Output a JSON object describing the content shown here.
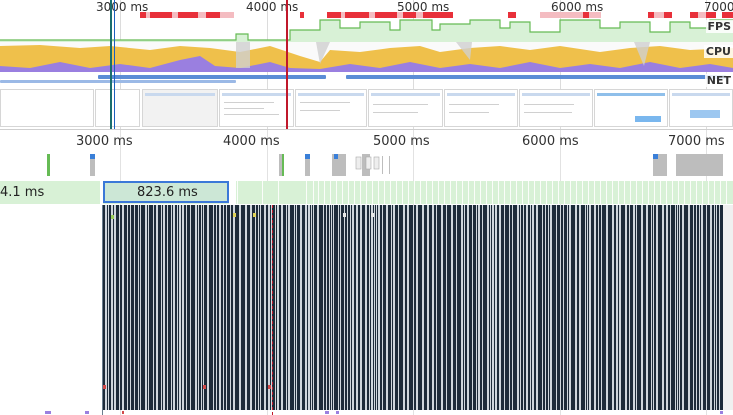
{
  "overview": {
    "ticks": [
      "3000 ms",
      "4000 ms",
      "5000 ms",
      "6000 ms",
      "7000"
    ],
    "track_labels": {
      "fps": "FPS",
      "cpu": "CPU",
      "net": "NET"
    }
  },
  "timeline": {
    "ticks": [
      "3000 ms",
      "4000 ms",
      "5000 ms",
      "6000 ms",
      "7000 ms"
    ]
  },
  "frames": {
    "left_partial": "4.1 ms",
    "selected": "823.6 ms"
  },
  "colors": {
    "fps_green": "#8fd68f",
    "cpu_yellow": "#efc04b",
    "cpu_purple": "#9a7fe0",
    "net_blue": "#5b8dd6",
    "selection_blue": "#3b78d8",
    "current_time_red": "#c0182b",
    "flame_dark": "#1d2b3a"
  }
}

[Do this]:
Any pictures should be dropped; transcribe the rest of the records above exactly.

[Solution to this problem]:
Output a JSON object describing the content shown here.
{
  "overview": {
    "ticks": [
      "3000 ms",
      "4000 ms",
      "5000 ms",
      "6000 ms",
      "7000"
    ],
    "track_labels": {
      "fps": "FPS",
      "cpu": "CPU",
      "net": "NET"
    }
  },
  "timeline": {
    "ticks": [
      "3000 ms",
      "4000 ms",
      "5000 ms",
      "6000 ms",
      "7000 ms"
    ]
  },
  "frames": {
    "left_partial": "4.1 ms",
    "selected": "823.6 ms"
  },
  "colors": {
    "fps_green": "#8fd68f",
    "cpu_yellow": "#efc04b",
    "cpu_purple": "#9a7fe0",
    "net_blue": "#5b8dd6",
    "selection_blue": "#3b78d8",
    "current_time_red": "#c0182b",
    "flame_dark": "#1d2b3a"
  }
}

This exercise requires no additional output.